### Problem to solve
The exercise asks for every line of the data to be reproduced exactly.

### Records for this exercise
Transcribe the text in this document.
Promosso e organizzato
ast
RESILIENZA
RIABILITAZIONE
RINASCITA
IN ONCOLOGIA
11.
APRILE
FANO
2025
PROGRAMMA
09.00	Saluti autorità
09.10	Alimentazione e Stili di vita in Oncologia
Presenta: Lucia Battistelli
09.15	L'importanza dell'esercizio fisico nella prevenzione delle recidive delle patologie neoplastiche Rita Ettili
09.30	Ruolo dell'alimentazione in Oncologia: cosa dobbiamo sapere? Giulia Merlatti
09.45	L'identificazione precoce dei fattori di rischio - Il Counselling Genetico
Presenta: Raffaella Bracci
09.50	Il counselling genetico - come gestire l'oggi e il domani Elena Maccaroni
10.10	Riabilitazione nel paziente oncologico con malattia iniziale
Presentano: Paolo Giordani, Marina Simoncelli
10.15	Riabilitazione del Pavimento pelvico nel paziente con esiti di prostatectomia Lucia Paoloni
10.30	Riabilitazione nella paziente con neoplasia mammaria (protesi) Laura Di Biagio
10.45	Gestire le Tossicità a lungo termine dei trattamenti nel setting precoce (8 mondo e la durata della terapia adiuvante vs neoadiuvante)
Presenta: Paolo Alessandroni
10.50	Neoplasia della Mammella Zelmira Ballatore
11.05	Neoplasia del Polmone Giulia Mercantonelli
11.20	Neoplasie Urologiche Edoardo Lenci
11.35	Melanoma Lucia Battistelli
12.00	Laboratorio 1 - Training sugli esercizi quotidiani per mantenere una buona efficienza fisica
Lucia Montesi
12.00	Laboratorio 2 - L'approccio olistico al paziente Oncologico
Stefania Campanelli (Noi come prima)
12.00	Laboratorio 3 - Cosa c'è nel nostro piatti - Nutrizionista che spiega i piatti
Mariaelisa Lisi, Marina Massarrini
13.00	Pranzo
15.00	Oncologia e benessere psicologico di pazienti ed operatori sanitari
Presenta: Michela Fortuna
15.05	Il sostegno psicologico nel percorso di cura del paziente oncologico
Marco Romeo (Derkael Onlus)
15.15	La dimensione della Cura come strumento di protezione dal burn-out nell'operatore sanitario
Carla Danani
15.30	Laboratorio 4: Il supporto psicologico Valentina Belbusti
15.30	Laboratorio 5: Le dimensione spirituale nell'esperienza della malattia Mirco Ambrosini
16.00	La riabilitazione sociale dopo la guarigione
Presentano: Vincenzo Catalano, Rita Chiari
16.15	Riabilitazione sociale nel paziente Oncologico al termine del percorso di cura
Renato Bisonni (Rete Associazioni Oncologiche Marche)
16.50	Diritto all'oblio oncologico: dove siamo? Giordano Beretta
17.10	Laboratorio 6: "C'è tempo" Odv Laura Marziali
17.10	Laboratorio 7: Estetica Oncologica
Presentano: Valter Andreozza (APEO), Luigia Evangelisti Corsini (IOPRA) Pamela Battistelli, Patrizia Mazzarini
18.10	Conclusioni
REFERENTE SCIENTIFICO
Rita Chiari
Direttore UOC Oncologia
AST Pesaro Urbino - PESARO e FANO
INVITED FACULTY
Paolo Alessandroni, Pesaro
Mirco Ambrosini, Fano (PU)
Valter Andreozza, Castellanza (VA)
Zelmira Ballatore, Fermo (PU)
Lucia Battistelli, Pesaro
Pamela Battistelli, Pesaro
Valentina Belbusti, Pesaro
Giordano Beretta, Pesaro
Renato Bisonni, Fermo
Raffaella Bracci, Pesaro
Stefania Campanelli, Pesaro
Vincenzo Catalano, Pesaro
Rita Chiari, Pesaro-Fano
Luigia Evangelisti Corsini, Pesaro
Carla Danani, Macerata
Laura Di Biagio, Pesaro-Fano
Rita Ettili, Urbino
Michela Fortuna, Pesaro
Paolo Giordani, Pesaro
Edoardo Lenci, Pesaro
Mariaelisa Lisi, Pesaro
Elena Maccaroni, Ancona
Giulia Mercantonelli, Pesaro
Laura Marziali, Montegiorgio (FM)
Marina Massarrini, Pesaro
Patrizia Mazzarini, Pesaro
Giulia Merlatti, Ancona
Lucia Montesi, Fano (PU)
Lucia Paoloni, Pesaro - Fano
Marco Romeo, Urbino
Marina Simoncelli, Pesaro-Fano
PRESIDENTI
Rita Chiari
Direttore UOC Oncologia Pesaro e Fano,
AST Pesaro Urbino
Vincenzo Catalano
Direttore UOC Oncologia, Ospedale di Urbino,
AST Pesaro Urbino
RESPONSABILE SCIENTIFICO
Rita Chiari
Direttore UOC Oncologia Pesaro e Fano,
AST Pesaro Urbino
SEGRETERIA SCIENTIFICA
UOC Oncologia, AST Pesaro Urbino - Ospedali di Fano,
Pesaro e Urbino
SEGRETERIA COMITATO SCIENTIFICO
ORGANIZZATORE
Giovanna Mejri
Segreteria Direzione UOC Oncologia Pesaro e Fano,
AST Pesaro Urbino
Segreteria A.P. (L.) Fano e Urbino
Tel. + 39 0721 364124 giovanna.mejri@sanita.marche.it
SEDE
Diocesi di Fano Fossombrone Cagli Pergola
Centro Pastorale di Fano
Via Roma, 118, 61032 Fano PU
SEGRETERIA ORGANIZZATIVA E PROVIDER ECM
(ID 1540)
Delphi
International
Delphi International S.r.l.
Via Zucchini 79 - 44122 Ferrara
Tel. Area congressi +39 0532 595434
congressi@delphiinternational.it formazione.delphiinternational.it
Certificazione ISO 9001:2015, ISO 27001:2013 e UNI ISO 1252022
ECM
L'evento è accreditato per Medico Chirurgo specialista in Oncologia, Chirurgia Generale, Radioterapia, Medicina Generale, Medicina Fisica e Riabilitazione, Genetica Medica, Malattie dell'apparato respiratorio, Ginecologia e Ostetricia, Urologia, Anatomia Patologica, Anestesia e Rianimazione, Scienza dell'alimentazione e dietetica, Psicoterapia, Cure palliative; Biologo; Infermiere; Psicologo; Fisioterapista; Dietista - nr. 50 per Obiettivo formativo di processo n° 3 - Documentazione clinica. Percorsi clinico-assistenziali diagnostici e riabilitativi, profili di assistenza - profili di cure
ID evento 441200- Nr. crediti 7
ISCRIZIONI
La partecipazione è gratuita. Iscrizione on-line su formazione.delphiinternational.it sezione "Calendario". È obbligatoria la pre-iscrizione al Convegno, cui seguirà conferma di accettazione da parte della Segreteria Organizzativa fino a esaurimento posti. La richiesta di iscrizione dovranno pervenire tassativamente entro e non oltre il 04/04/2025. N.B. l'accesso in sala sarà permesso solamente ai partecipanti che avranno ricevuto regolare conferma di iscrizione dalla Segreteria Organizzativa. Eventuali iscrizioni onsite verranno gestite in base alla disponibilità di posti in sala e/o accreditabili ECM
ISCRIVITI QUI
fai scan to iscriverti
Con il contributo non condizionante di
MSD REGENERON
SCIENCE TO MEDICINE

### Result of this exercise
Transcribe the text in this document.
Promosso e organizzato
ast
RESILIENZA
RIABILITAZIONE
RINASCITA
IN ONCOLOGIA
11.
APRILE
FANO
2025
PROGRAMMA
09.00	Saluti autorità
09.10	Alimentazione e Stili di vita in Oncologia
Presenta: Lucia Battistelli
09.15	L'importanza dell'esercizio fisico nella prevenzione delle recidive delle patologie neoplastiche Rita Ettili
09.30	Ruolo dell'alimentazione in Oncologia: cosa dobbiamo sapere? Giulia Merlatti
09.45	L'identificazione precoce dei fattori di rischio - Il Counselling Genetico
Presenta: Raffaella Bracci
09.50	Il counselling genetico - come gestire l'oggi e il domani Elena Maccaroni
10.10	Riabilitazione nel paziente oncologico con malattia iniziale
Presentano: Paolo Giordani, Marina Simoncelli
10.15	Riabilitazione del Pavimento pelvico nel paziente con esiti di prostatectomia Lucia Paoloni
10.30	Riabilitazione nella paziente con neoplasia mammaria (protesi) Laura Di Biagio
10.45	Gestire le Tossicità a lungo termine dei trattamenti nel setting precoce (8 mondo e la durata della terapia adiuvante vs neoadiuvante)
Presenta: Paolo Alessandroni
10.50	Neoplasia della Mammella Zelmira Ballatore
11.05	Neoplasia del Polmone Giulia Mercantonelli
11.20	Neoplasie Urologiche Edoardo Lenci
11.35	Melanoma Lucia Battistelli
12.00	Laboratorio 1 - Training sugli esercizi quotidiani per mantenere una buona efficienza fisica
Lucia Montesi
12.00	Laboratorio 2 - L'approccio olistico al paziente Oncologico
Stefania Campanelli (Noi come prima)
12.00	Laboratorio 3 - Cosa c'è nel nostro piatti - Nutrizionista che spiega i piatti
Mariaelisa Lisi, Marina Massarrini
13.00	Pranzo
15.00	Oncologia e benessere psicologico di pazienti ed operatori sanitari
Presenta: Michela Fortuna
15.05	Il sostegno psicologico nel percorso di cura del paziente oncologico
Marco Romeo (Derkael Onlus)
15.15	La dimensione della Cura come strumento di protezione dal burn-out nell'operatore sanitario
Carla Danani
15.30	Laboratorio 4: Il supporto psicologico Valentina Belbusti
15.30	Laboratorio 5: Le dimensione spirituale nell'esperienza della malattia Mirco Ambrosini
16.00	La riabilitazione sociale dopo la guarigione
Presentano: Vincenzo Catalano, Rita Chiari
16.15	Riabilitazione sociale nel paziente Oncologico al termine del percorso di cura
Renato Bisonni (Rete Associazioni Oncologiche Marche)
16.50	Diritto all'oblio oncologico: dove siamo? Giordano Beretta
17.10	Laboratorio 6: "C'è tempo" Odv Laura Marziali
17.10	Laboratorio 7: Estetica Oncologica
Presentano: Valter Andreozza (APEO), Luigia Evangelisti Corsini (IOPRA) Pamela Battistelli, Patrizia Mazzarini
18.10	Conclusioni
REFERENTE SCIENTIFICO
Rita Chiari
Direttore UOC Oncologia
AST Pesaro Urbino - PESARO e FANO
INVITED FACULTY
Paolo Alessandroni, Pesaro
Mirco Ambrosini, Fano (PU)
Valter Andreozza, Castellanza (VA)
Zelmira Ballatore, Fermo (PU)
Lucia Battistelli, Pesaro
Pamela Battistelli, Pesaro
Valentina Belbusti, Pesaro
Giordano Beretta, Pesaro
Renato Bisonni, Fermo
Raffaella Bracci, Pesaro
Stefania Campanelli, Pesaro
Vincenzo Catalano, Pesaro
Rita Chiari, Pesaro-Fano
Luigia Evangelisti Corsini, Pesaro
Carla Danani, Macerata
Laura Di Biagio, Pesaro-Fano
Rita Ettili, Urbino
Michela Fortuna, Pesaro
Paolo Giordani, Pesaro
Edoardo Lenci, Pesaro
Mariaelisa Lisi, Pesaro
Elena Maccaroni, Ancona
Giulia Mercantonelli, Pesaro
Laura Marziali, Montegiorgio (FM)
Marina Massarrini, Pesaro
Patrizia Mazzarini, Pesaro
Giulia Merlatti, Ancona
Lucia Montesi, Fano (PU)
Lucia Paoloni, Pesaro - Fano
Marco Romeo, Urbino
Marina Simoncelli, Pesaro-Fano
PRESIDENTI
Rita Chiari
Direttore UOC Oncologia Pesaro e Fano,
AST Pesaro Urbino
Vincenzo Catalano
Direttore UOC Oncologia, Ospedale di Urbino,
AST Pesaro Urbino
RESPONSABILE SCIENTIFICO
Rita Chiari
Direttore UOC Oncologia Pesaro e Fano,
AST Pesaro Urbino
SEGRETERIA SCIENTIFICA
UOC Oncologia, AST Pesaro Urbino - Ospedali di Fano,
Pesaro e Urbino
SEGRETERIA COMITATO SCIENTIFICO
ORGANIZZATORE
Giovanna Mejri
Segreteria Direzione UOC Oncologia Pesaro e Fano,
AST Pesaro Urbino
Segreteria A.P. (L.) Fano e Urbino
Tel. + 39 0721 364124 giovanna.mejri@sanita.marche.it
SEDE
Diocesi di Fano Fossombrone Cagli Pergola
Centro Pastorale di Fano
Via Roma, 118, 61032 Fano PU
SEGRETERIA ORGANIZZATIVA E PROVIDER ECM
(ID 1540)
Delphi
International
Delphi International S.r.l.
Via Zucchini 79 - 44122 Ferrara
Tel. Area congressi +39 0532 595434
congressi@delphiinternational.it formazione.delphiinternational.it
Certificazione ISO 9001:2015, ISO 27001:2013 e UNI ISO 1252022
ECM
L'evento è accreditato per Medico Chirurgo specialista in Oncologia, Chirurgia Generale, Radioterapia, Medicina Generale, Medicina Fisica e Riabilitazione, Genetica Medica, Malattie dell'apparato respiratorio, Ginecologia e Ostetricia, Urologia, Anatomia Patologica, Anestesia e Rianimazione, Scienza dell'alimentazione e dietetica, Psicoterapia, Cure palliative; Biologo; Infermiere; Psicologo; Fisioterapista; Dietista - nr. 50 per Obiettivo formativo di processo n° 3 - Documentazione clinica. Percorsi clinico-assistenziali diagnostici e riabilitativi, profili di assistenza - profili di cure
ID evento 441200- Nr. crediti 7
ISCRIZIONI
La partecipazione è gratuita. Iscrizione on-line su formazione.delphiinternational.it sezione "Calendario". È obbligatoria la pre-iscrizione al Convegno, cui seguirà conferma di accettazione da parte della Segreteria Organizzativa fino a esaurimento posti. La richiesta di iscrizione dovranno pervenire tassativamente entro e non oltre il 04/04/2025. N.B. l'accesso in sala sarà permesso solamente ai partecipanti che avranno ricevuto regolare conferma di iscrizione dalla Segreteria Organizzativa. Eventuali iscrizioni onsite verranno gestite in base alla disponibilità di posti in sala e/o accreditabili ECM
ISCRIVITI QUI
fai scan to iscriverti
Con il contributo non condizionante di
MSD REGENERON
SCIENCE TO MEDICINE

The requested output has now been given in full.